(Stated goal) Find each line holding "Castillo" and copy it out.

### Records ###

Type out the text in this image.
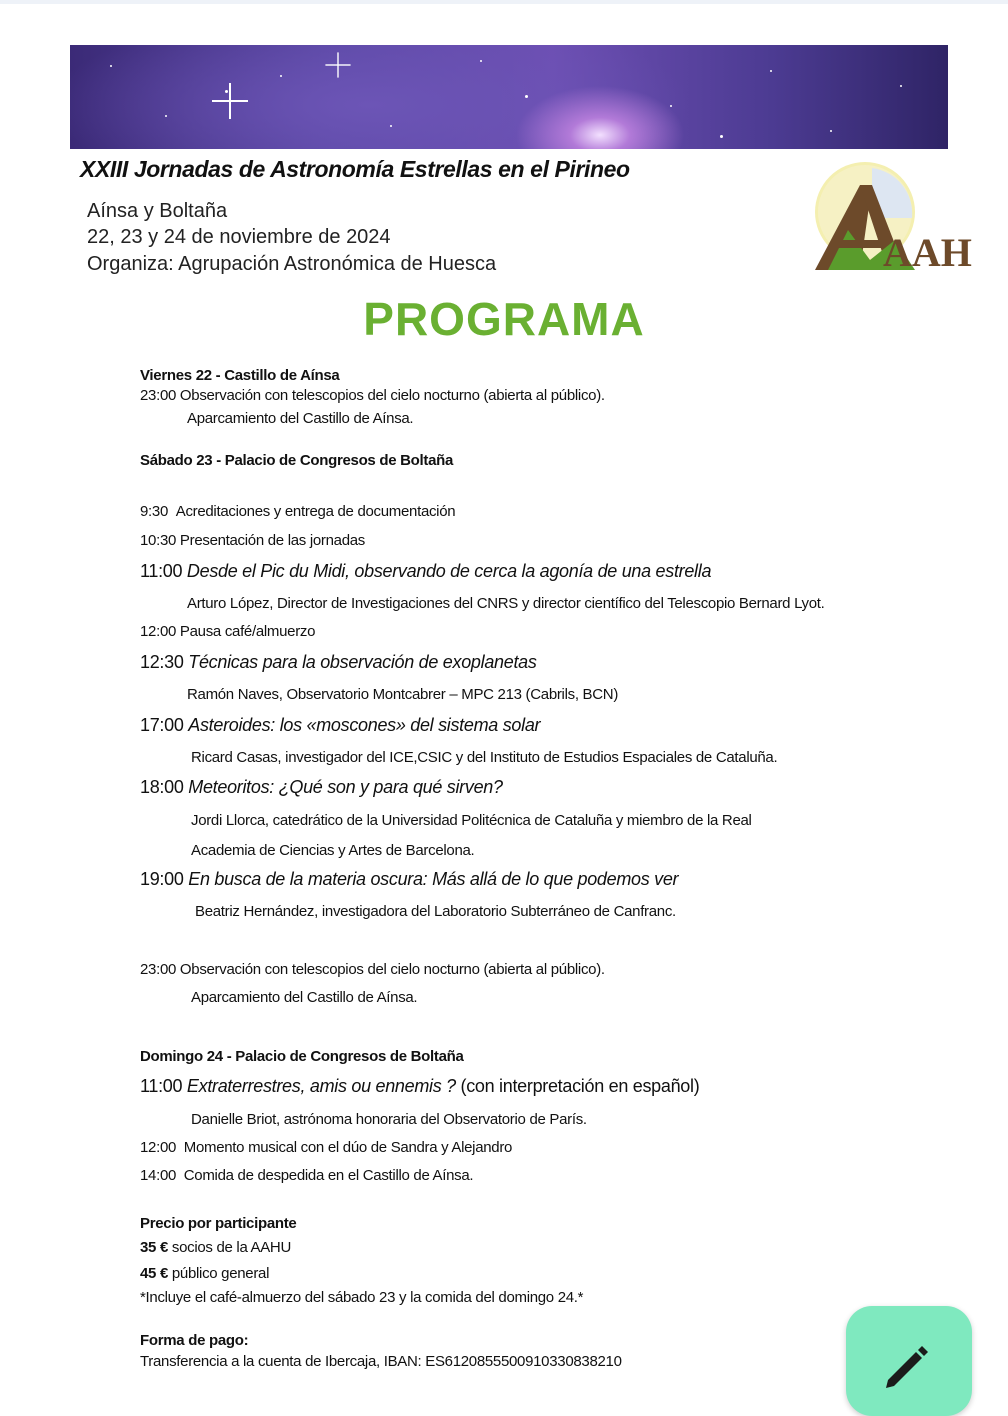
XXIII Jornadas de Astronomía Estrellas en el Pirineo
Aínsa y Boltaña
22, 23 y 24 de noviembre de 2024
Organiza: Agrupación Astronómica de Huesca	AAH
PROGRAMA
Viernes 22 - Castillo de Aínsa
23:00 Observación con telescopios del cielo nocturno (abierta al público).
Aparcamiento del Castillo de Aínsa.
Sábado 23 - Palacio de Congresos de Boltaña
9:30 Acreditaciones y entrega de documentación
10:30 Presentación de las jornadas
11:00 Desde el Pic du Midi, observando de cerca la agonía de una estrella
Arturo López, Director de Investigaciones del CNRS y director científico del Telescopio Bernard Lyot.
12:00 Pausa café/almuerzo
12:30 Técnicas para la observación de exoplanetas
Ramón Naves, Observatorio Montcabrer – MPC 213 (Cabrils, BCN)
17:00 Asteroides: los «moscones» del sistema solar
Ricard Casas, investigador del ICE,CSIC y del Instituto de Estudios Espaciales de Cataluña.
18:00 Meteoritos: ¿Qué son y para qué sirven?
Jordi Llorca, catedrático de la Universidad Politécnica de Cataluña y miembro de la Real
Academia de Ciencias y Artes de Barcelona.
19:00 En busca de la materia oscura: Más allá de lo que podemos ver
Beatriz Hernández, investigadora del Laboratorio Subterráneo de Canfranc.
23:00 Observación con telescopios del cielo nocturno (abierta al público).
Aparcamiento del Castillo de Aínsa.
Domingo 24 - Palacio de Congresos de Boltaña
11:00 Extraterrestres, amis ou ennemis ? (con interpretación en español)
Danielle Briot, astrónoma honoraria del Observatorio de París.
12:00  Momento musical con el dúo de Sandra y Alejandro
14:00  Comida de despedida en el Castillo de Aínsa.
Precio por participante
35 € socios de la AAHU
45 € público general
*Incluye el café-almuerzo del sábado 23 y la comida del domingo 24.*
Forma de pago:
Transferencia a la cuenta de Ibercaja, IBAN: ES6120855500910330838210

###
### Records ###

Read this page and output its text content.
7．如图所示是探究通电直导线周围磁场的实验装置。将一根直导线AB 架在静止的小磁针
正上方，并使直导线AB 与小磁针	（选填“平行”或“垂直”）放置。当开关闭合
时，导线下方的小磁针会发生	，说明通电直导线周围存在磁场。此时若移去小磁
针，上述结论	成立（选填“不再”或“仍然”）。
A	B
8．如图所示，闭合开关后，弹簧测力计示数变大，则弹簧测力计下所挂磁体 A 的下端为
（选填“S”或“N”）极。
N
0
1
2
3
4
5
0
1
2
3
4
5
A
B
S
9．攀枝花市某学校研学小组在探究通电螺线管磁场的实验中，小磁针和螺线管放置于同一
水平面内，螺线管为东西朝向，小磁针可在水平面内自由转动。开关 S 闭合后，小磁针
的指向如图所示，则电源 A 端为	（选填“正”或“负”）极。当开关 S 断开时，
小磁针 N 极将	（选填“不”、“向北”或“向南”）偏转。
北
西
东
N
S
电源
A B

###

(The reply)
Viernes 22 - Castillo de Aínsa
Aparcamiento del Castillo de Aínsa.
Aparcamiento del Castillo de Aínsa.
14:00  Comida de despedida en el Castillo de Aínsa.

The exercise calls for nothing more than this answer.